▶ What the task requires: Write out the full listing again, exactly as it stands.

▶ Supplied material:
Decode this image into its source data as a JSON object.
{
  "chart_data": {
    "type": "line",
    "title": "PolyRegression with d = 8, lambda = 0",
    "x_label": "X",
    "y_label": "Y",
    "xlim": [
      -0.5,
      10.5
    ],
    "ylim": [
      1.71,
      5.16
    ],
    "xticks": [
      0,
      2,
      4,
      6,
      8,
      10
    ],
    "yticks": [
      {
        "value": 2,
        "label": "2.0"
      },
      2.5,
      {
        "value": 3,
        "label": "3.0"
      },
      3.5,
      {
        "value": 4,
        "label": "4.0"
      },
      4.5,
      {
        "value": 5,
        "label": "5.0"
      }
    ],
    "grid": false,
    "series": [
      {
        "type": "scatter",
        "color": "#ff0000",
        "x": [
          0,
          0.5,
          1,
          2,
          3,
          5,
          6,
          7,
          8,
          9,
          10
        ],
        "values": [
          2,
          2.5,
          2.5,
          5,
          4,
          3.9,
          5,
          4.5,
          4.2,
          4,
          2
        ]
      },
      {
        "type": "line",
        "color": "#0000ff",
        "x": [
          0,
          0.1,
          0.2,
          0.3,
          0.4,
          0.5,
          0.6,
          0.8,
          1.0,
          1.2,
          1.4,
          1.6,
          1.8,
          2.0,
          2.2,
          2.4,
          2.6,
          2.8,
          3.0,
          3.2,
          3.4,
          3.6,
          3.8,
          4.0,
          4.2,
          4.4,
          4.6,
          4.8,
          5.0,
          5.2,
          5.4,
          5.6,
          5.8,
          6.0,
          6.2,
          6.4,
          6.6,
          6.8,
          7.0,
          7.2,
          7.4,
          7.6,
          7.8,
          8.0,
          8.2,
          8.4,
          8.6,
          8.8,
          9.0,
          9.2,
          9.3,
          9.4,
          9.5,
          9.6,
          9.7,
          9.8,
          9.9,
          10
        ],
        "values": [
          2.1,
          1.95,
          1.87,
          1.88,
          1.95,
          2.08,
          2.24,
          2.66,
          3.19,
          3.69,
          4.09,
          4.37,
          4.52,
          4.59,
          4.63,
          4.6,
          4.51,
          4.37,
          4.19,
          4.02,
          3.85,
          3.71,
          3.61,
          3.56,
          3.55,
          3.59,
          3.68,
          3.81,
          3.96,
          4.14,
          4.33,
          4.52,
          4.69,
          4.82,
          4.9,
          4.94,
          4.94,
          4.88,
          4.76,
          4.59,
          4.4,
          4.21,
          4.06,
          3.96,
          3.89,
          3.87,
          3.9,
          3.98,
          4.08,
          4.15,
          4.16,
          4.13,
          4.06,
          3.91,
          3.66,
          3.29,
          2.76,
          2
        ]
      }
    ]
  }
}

▶ Problem solution:
Decode this image into its source data as a JSON object.
{
  "chart_data": {
    "type": "line",
    "title": "PolyRegression with d = 8, lambda = 0",
    "x_label": "X",
    "y_label": "Y",
    "xlim": [
      -0.5,
      10.5
    ],
    "ylim": [
      1.71,
      5.16
    ],
    "xticks": [
      0,
      2,
      4,
      6,
      8,
      10
    ],
    "yticks": [
      {
        "value": 2,
        "label": "2.0"
      },
      2.5,
      {
        "value": 3,
        "label": "3.0"
      },
      3.5,
      {
        "value": 4,
        "label": "4.0"
      },
      4.5,
      {
        "value": 5,
        "label": "5.0"
      }
    ],
    "grid": false,
    "series": [
      {
        "type": "scatter",
        "color": "#ff0000",
        "x": [
          0,
          0.5,
          1,
          2,
          3,
          5,
          6,
          7,
          8,
          9,
          10
        ],
        "values": [
          2,
          2.5,
          2.5,
          5,
          4,
          3.9,
          5,
          4.5,
          4.2,
          4,
          2
        ]
      },
      {
        "type": "line",
        "color": "#0000ff",
        "x": [
          0,
          0.1,
          0.2,
          0.3,
          0.4,
          0.5,
          0.6,
          0.8,
          1.0,
          1.2,
          1.4,
          1.6,
          1.8,
          2.0,
          2.2,
          2.4,
          2.6,
          2.8,
          3.0,
          3.2,
          3.4,
          3.6,
          3.8,
          4.0,
          4.2,
          4.4,
          4.6,
          4.8,
          5.0,
          5.2,
          5.4,
          5.6,
          5.8,
          6.0,
          6.2,
          6.4,
          6.6,
          6.8,
          7.0,
          7.2,
          7.4,
          7.6,
          7.8,
          8.0,
          8.2,
          8.4,
          8.6,
          8.8,
          9.0,
          9.2,
          9.3,
          9.4,
          9.5,
          9.6,
          9.7,
          9.8,
          9.9,
          10
        ],
        "values": [
          2.1,
          1.95,
          1.87,
          1.88,
          1.95,
          2.08,
          2.24,
          2.66,
          3.19,
          3.69,
          4.09,
          4.37,
          4.52,
          4.59,
          4.63,
          4.6,
          4.51,
          4.37,
          4.19,
          4.02,
          3.85,
          3.71,
          3.61,
          3.56,
          3.55,
          3.59,
          3.68,
          3.81,
          3.96,
          4.14,
          4.33,
          4.52,
          4.69,
          4.82,
          4.9,
          4.94,
          4.94,
          4.88,
          4.76,
          4.59,
          4.4,
          4.21,
          4.06,
          3.96,
          3.89,
          3.87,
          3.9,
          3.98,
          4.08,
          4.15,
          4.16,
          4.13,
          4.06,
          3.91,
          3.66,
          3.29,
          2.76,
          2
        ]
      }
    ]
  }
}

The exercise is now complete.